> **Goal**
Transcribe all of the material below word for word and leave out its pictures.

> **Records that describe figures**
- - - -

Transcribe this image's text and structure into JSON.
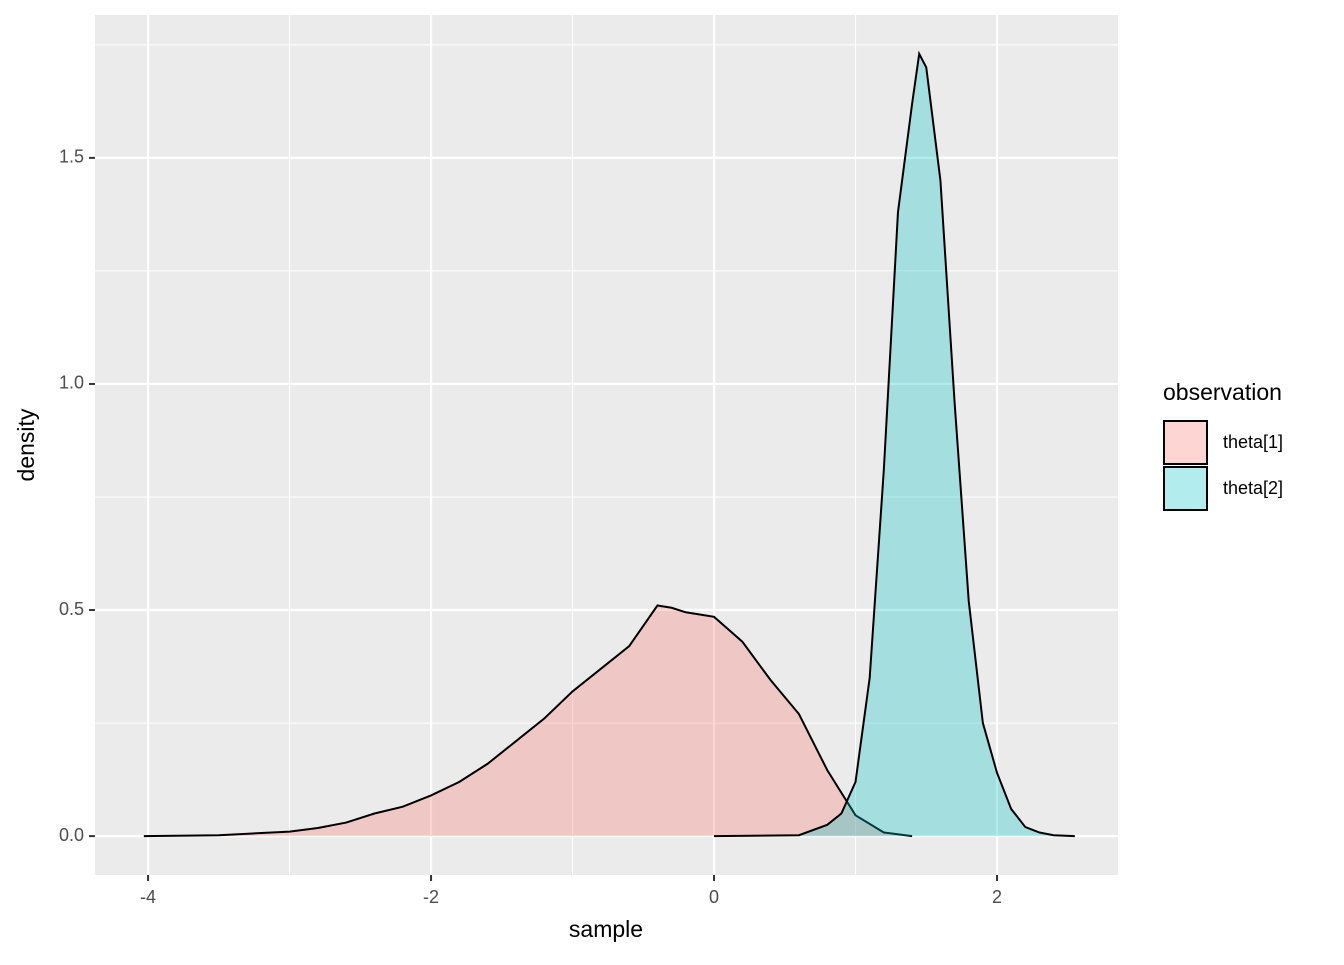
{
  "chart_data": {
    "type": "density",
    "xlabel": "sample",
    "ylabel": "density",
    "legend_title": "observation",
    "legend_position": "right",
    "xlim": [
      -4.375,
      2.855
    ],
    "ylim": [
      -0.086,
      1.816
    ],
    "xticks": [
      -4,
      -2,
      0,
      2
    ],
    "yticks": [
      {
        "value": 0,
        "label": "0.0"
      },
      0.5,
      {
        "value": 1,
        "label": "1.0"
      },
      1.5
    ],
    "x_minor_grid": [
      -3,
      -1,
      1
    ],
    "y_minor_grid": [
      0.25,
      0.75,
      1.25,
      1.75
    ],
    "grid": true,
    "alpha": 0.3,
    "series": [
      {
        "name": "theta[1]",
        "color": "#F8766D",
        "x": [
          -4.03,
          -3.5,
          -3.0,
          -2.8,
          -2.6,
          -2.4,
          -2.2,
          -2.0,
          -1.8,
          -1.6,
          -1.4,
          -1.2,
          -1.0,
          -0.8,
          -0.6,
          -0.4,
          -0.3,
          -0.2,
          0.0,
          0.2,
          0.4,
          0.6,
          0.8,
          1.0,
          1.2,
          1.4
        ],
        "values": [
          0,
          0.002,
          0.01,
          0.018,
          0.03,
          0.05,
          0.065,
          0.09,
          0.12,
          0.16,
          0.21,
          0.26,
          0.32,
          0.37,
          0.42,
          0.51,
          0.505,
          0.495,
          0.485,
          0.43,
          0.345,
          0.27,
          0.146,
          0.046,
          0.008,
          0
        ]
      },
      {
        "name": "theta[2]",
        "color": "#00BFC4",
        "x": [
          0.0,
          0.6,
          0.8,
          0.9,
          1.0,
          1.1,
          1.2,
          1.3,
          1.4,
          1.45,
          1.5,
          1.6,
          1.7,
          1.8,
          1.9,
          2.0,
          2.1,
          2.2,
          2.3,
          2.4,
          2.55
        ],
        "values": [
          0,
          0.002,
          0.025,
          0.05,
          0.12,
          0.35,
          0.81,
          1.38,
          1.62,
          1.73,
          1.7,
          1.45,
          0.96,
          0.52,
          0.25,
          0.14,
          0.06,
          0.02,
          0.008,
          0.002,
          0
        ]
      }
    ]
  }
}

- - - -

> **Result for this exercise**
Transcribe this image's text and structure into JSON.
{
  "chart_data": {
    "type": "density",
    "xlabel": "sample",
    "ylabel": "density",
    "legend_title": "observation",
    "legend_position": "right",
    "xlim": [
      -4.375,
      2.855
    ],
    "ylim": [
      -0.086,
      1.816
    ],
    "xticks": [
      -4,
      -2,
      0,
      2
    ],
    "yticks": [
      {
        "value": 0,
        "label": "0.0"
      },
      0.5,
      {
        "value": 1,
        "label": "1.0"
      },
      1.5
    ],
    "x_minor_grid": [
      -3,
      -1,
      1
    ],
    "y_minor_grid": [
      0.25,
      0.75,
      1.25,
      1.75
    ],
    "grid": true,
    "alpha": 0.3,
    "series": [
      {
        "name": "theta[1]",
        "color": "#F8766D",
        "x": [
          -4.03,
          -3.5,
          -3.0,
          -2.8,
          -2.6,
          -2.4,
          -2.2,
          -2.0,
          -1.8,
          -1.6,
          -1.4,
          -1.2,
          -1.0,
          -0.8,
          -0.6,
          -0.4,
          -0.3,
          -0.2,
          0.0,
          0.2,
          0.4,
          0.6,
          0.8,
          1.0,
          1.2,
          1.4
        ],
        "values": [
          0,
          0.002,
          0.01,
          0.018,
          0.03,
          0.05,
          0.065,
          0.09,
          0.12,
          0.16,
          0.21,
          0.26,
          0.32,
          0.37,
          0.42,
          0.51,
          0.505,
          0.495,
          0.485,
          0.43,
          0.345,
          0.27,
          0.146,
          0.046,
          0.008,
          0
        ]
      },
      {
        "name": "theta[2]",
        "color": "#00BFC4",
        "x": [
          0.0,
          0.6,
          0.8,
          0.9,
          1.0,
          1.1,
          1.2,
          1.3,
          1.4,
          1.45,
          1.5,
          1.6,
          1.7,
          1.8,
          1.9,
          2.0,
          2.1,
          2.2,
          2.3,
          2.4,
          2.55
        ],
        "values": [
          0,
          0.002,
          0.025,
          0.05,
          0.12,
          0.35,
          0.81,
          1.38,
          1.62,
          1.73,
          1.7,
          1.45,
          0.96,
          0.52,
          0.25,
          0.14,
          0.06,
          0.02,
          0.008,
          0.002,
          0
        ]
      }
    ]
  }
}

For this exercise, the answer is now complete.